# Directions
Look for the string "title" and copy every line that has it.

# Supplied records
________________________________________

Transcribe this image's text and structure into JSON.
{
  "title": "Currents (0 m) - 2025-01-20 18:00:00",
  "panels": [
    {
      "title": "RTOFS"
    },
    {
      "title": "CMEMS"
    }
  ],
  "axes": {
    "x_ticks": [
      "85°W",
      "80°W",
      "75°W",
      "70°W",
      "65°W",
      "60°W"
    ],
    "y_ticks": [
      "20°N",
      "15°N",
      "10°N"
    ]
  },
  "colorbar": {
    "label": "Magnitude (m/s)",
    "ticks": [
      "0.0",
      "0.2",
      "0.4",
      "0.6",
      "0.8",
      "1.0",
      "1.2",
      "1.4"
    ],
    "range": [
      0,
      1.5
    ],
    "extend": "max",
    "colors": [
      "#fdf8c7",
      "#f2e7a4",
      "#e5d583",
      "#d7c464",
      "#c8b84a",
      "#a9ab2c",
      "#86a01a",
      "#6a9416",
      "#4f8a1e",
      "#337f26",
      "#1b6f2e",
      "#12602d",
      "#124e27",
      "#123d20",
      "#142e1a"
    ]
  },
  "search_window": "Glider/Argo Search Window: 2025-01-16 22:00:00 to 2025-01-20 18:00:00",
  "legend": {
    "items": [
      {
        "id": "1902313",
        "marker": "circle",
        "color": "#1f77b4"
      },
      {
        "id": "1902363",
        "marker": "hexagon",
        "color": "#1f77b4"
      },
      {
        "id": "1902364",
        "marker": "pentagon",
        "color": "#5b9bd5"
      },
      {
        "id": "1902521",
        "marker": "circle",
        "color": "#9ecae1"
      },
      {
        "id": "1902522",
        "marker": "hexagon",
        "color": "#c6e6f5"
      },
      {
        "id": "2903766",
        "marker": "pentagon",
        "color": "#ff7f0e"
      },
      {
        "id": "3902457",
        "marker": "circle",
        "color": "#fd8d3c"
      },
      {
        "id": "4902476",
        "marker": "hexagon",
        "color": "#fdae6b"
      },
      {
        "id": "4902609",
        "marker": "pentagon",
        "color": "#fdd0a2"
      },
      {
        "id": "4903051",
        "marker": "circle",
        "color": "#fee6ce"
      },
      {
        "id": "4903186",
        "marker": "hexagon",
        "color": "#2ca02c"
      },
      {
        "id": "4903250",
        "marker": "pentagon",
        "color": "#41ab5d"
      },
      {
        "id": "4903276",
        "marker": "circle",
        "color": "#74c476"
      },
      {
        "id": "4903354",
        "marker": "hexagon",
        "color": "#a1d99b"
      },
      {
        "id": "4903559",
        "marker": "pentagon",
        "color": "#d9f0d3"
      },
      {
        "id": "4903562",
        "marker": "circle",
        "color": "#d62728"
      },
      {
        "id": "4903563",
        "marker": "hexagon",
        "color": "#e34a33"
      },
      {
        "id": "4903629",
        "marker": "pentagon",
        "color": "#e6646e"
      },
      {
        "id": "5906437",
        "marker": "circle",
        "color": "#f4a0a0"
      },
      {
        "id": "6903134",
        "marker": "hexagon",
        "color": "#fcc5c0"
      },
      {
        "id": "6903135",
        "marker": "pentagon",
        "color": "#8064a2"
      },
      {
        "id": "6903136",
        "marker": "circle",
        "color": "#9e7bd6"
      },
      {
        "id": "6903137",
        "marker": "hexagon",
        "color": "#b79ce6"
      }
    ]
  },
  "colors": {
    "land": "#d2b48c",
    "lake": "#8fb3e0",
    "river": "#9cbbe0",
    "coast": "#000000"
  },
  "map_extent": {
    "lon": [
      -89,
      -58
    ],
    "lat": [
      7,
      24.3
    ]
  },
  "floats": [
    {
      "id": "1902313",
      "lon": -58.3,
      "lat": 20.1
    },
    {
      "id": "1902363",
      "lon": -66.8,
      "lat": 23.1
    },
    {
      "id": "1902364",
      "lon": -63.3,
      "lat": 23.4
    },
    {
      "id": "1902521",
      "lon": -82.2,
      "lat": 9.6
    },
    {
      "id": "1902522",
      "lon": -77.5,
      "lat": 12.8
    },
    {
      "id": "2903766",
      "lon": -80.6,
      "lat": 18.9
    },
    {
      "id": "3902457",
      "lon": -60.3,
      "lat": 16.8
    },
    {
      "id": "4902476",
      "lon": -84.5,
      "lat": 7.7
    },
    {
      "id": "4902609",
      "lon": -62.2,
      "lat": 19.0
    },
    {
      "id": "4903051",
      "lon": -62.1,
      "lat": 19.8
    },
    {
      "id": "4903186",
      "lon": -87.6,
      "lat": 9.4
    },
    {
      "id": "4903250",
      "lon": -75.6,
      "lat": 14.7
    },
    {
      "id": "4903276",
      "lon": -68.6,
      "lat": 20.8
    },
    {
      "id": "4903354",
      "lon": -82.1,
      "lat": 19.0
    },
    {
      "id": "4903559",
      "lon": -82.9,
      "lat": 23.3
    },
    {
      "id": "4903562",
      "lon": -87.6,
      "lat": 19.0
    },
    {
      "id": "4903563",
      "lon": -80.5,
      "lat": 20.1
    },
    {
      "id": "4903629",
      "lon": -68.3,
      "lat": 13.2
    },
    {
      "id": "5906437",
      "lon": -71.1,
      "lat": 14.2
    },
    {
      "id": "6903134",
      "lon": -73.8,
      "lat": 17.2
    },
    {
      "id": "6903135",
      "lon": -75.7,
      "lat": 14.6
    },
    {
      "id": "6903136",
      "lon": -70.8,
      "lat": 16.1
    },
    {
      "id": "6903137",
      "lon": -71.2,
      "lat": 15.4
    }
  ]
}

________________________________________

# Response for this exercise
  "title": "Currents (0 m) - 2025-01-20 18:00:00",
      "title": "RTOFS"
      "title": "CMEMS"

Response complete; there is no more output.